-------- RECORD LIST
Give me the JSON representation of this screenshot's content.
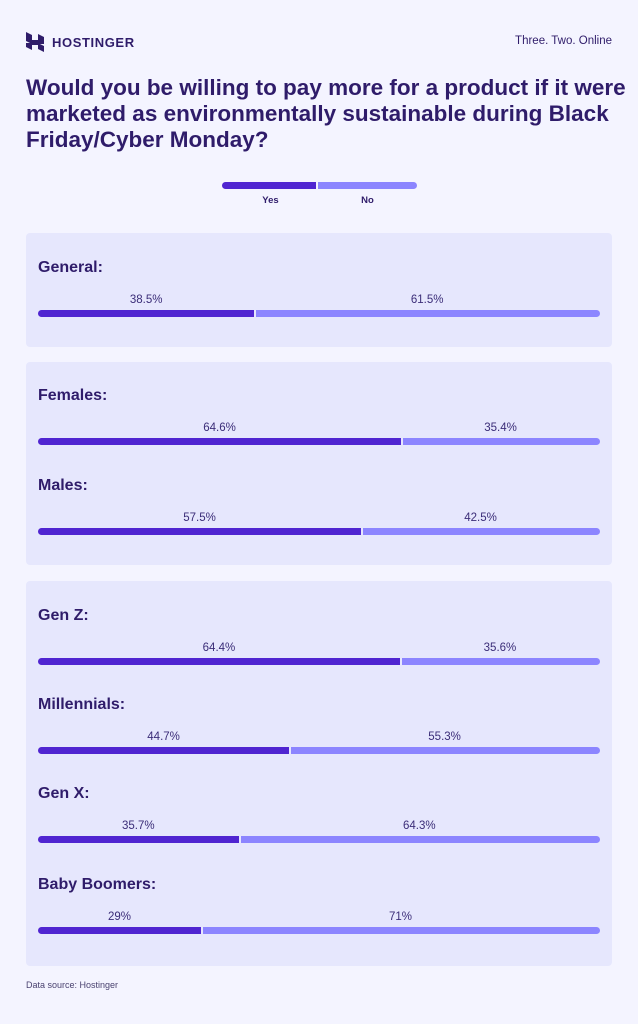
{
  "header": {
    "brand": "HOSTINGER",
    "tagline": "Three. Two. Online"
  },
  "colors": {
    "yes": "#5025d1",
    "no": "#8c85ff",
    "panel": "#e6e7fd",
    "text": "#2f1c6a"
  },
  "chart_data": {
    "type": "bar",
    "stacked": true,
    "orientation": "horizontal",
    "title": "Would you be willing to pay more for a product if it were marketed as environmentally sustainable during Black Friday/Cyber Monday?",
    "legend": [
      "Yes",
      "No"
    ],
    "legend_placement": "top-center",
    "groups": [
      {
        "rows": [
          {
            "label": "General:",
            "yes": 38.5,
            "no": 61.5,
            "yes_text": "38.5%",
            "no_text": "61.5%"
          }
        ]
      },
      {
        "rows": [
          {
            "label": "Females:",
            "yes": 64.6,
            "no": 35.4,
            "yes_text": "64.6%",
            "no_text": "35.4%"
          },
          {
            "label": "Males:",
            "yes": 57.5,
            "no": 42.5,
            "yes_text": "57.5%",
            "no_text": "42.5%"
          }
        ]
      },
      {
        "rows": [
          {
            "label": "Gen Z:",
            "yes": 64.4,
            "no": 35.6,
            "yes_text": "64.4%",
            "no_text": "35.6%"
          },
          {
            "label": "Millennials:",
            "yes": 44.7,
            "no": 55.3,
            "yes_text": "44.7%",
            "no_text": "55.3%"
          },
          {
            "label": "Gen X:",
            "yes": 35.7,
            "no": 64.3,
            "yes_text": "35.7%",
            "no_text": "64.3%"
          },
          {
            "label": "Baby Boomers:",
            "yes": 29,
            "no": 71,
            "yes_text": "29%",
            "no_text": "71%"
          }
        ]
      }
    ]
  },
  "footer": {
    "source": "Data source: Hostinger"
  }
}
----------------
-------- RECORD LIST
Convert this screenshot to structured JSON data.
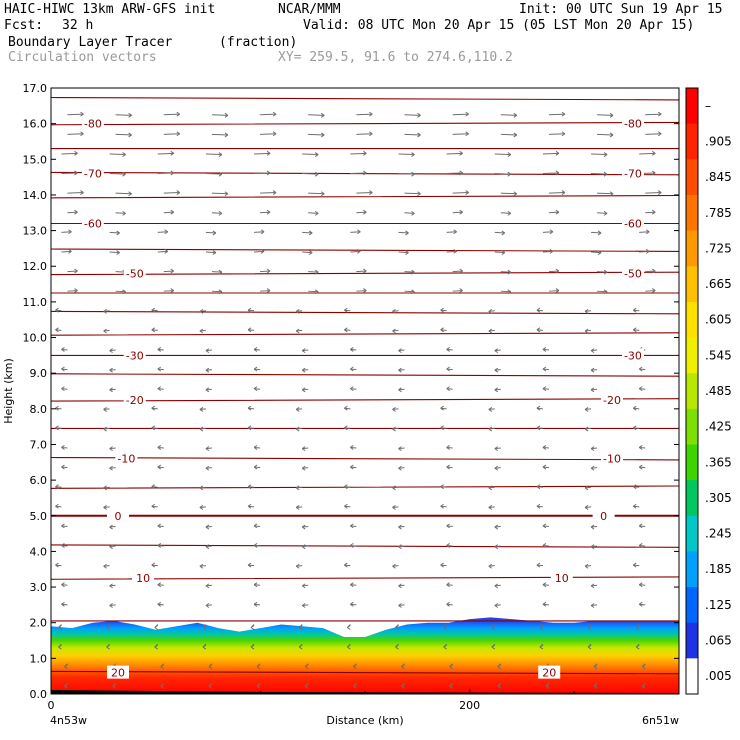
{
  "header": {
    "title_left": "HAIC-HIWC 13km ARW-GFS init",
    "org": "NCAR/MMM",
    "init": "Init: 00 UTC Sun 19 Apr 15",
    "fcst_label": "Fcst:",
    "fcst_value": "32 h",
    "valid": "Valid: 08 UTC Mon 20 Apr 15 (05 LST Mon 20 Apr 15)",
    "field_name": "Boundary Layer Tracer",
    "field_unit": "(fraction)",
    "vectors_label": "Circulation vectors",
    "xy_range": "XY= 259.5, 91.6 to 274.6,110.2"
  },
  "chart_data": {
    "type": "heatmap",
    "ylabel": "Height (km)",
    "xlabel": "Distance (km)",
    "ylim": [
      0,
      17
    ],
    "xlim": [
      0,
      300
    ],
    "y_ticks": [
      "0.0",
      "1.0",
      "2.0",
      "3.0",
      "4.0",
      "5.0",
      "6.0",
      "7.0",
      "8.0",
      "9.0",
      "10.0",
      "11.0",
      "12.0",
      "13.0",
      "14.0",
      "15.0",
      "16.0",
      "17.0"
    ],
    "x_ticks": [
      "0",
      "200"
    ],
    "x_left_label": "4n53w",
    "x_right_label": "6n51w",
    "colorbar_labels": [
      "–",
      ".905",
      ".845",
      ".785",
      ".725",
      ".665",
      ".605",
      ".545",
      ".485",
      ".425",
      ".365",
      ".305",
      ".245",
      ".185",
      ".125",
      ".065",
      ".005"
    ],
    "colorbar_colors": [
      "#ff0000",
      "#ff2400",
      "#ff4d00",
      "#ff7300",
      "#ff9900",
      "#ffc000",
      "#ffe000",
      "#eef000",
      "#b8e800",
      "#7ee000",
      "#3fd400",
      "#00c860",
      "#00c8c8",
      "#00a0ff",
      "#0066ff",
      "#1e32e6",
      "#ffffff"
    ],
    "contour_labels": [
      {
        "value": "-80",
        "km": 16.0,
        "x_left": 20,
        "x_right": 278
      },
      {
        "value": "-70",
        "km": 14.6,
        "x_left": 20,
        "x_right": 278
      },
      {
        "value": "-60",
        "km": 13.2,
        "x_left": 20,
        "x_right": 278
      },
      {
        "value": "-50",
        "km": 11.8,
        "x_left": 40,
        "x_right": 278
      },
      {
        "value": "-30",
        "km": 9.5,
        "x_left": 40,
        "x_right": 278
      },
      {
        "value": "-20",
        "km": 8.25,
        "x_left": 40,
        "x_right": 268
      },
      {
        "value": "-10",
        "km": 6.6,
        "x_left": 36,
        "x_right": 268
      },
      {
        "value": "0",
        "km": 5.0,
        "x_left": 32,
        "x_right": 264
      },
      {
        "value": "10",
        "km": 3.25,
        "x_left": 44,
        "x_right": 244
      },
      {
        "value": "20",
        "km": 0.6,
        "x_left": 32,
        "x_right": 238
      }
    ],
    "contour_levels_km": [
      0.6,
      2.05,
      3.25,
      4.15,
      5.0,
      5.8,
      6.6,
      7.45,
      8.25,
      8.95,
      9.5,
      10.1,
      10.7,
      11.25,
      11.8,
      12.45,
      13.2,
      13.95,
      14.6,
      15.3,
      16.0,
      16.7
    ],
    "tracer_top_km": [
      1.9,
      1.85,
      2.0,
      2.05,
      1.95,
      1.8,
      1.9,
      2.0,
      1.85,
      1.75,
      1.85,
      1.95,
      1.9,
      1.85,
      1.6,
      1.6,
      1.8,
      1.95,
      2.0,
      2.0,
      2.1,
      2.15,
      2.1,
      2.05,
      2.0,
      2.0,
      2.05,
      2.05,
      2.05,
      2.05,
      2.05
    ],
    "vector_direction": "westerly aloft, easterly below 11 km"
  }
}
----------------
In the entries above, find each line with the string "this" and copy it.

Give me the JSON representation of this screenshot's content.
Convert this screenshot to structured JSON data.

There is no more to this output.